(Dataset entries)
********

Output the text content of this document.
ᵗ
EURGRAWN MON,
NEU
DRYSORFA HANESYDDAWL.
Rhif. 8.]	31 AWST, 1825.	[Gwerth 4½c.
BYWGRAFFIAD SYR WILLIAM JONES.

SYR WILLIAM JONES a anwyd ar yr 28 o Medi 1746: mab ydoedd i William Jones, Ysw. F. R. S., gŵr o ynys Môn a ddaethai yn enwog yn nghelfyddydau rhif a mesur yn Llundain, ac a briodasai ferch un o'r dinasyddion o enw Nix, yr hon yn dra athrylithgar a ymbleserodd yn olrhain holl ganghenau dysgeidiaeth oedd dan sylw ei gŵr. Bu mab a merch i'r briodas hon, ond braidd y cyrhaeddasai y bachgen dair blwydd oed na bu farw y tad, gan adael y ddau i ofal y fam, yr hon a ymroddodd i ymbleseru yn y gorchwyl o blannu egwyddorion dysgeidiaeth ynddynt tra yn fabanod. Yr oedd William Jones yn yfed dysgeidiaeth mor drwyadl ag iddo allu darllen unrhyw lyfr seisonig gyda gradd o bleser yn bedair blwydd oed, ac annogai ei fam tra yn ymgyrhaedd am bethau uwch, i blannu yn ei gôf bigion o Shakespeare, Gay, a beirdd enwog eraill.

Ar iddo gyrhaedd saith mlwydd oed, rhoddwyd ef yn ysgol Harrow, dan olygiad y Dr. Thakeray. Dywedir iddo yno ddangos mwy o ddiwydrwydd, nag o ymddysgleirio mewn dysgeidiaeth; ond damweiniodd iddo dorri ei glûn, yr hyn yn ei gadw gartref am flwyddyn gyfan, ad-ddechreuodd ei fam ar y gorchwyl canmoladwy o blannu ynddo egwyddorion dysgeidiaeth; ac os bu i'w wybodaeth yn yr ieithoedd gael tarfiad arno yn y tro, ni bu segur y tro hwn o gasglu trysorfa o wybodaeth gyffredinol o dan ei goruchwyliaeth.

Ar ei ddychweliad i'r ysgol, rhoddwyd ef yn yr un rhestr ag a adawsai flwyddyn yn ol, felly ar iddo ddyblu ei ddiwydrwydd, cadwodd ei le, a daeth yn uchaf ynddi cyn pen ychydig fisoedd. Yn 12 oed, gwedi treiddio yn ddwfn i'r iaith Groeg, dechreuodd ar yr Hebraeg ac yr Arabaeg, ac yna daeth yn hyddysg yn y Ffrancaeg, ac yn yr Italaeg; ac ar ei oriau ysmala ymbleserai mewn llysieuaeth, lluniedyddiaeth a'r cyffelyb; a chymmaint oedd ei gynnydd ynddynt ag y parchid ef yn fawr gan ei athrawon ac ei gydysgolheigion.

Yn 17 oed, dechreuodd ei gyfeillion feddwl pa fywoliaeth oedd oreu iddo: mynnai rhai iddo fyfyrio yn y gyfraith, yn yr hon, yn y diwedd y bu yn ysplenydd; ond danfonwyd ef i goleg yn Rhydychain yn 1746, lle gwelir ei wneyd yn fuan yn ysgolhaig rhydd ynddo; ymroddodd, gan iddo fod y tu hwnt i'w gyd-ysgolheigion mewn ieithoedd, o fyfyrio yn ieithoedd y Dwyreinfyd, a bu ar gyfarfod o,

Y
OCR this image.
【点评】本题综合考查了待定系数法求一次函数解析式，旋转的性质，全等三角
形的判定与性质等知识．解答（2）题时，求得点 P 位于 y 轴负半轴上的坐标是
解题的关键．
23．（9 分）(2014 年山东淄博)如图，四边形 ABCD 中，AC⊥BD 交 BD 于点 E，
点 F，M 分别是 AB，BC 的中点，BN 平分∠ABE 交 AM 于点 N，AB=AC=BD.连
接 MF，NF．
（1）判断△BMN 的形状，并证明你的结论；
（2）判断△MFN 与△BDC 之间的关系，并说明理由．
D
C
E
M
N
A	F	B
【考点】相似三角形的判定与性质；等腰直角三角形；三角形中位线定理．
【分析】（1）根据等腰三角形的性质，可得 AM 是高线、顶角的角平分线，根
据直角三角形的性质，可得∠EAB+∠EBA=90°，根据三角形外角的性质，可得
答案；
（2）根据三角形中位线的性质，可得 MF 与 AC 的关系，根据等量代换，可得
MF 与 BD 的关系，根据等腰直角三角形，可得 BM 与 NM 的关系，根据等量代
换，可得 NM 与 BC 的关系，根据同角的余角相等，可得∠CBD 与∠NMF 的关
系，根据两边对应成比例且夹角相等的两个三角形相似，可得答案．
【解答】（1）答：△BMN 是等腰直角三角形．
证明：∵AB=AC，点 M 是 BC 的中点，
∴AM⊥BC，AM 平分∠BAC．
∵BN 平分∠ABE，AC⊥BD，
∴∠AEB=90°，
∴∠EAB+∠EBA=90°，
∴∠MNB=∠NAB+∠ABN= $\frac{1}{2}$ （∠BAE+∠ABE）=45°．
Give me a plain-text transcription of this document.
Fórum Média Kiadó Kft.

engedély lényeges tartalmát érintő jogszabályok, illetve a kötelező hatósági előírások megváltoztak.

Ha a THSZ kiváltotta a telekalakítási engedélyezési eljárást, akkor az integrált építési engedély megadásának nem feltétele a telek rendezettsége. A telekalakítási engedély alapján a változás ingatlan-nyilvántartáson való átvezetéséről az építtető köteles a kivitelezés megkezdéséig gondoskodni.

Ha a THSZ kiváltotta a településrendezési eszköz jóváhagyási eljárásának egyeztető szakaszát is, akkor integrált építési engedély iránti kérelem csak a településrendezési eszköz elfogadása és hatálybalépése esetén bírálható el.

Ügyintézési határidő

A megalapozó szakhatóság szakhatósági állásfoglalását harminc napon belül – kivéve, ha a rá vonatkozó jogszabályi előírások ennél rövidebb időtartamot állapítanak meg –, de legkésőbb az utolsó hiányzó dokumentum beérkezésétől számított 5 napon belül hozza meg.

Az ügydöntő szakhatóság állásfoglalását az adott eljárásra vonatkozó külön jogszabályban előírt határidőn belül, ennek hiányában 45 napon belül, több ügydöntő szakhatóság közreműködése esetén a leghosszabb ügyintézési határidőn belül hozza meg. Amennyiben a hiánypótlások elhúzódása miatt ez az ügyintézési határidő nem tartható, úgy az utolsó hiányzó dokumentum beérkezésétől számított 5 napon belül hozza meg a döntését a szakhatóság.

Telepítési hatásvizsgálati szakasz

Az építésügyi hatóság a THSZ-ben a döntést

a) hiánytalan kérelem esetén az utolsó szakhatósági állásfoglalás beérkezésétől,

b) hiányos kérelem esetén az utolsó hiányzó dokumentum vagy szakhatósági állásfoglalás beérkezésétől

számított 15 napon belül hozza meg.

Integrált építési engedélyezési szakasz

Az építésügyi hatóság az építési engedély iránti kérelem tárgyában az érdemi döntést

********

• [What to produce]:
Go through the records and pull out each line that includes the word "beérkezésétől".

• [Exercise response]:
A megalapozó szakhatóság szakhatósági állásfoglalását harminc napon belül – kivéve, ha a rá vonatkozó jogszabályi előírások ennél rövidebb időtartamot állapítanak meg –, de legkésőbb az utolsó hiányzó dokumentum beérkezésétől számított 5 napon belül hozza meg.
Az ügydöntő szakhatóság állásfoglalását az adott eljárásra vonatkozó külön jogszabályban előírt határidőn belül, ennek hiányában 45 napon belül, több ügydöntő szakhatóság közreműködése esetén a leghosszabb ügyintézési határidőn belül hozza meg. Amennyiben a hiánypótlások elhúzódása miatt ez az ügyintézési határidő nem tartható, úgy az utolsó hiányzó dokumentum beérkezésétől számított 5 napon belül hozza meg a döntését a szakhatóság.
a) hiánytalan kérelem esetén az utolsó szakhatósági állásfoglalás beérkezésétől,
b) hiányos kérelem esetén az utolsó hiányzó dokumentum vagy szakhatósági állásfoglalás beérkezésétől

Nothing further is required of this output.